Stored items:

··········

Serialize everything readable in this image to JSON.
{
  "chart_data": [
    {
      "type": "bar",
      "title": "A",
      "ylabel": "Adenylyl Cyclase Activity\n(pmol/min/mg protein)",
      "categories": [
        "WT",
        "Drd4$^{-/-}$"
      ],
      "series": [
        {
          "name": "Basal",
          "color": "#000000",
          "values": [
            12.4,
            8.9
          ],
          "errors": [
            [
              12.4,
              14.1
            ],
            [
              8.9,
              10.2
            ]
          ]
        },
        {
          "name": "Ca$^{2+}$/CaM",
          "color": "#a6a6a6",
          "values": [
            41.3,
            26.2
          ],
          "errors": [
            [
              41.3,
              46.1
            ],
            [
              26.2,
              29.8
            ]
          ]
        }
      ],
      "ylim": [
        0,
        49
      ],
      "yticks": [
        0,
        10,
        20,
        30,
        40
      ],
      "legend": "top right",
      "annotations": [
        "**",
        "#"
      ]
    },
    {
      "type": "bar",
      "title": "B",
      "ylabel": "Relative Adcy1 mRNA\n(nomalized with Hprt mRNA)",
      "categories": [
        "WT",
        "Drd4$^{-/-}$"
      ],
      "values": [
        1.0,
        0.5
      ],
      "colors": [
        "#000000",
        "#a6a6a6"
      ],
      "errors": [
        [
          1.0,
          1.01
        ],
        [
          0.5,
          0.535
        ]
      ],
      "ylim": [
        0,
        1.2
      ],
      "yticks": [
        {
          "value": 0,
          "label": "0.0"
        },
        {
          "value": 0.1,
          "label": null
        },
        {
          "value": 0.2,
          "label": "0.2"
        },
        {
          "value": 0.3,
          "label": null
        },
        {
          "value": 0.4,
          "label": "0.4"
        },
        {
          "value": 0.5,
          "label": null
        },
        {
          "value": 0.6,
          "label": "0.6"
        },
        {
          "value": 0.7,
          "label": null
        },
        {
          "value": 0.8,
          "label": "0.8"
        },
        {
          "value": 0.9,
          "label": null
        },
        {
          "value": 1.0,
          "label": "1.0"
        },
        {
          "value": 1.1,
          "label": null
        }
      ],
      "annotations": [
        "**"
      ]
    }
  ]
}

··········

(Your assignment):
Every line of the records containing the word "ylabel" must appear in the answer.

(Your solution):
      "ylabel": "Adenylyl Cyclase Activity\n(pmol/min/mg protein)",
      "ylabel": "Relative Adcy1 mRNA\n(nomalized with Hprt mRNA)",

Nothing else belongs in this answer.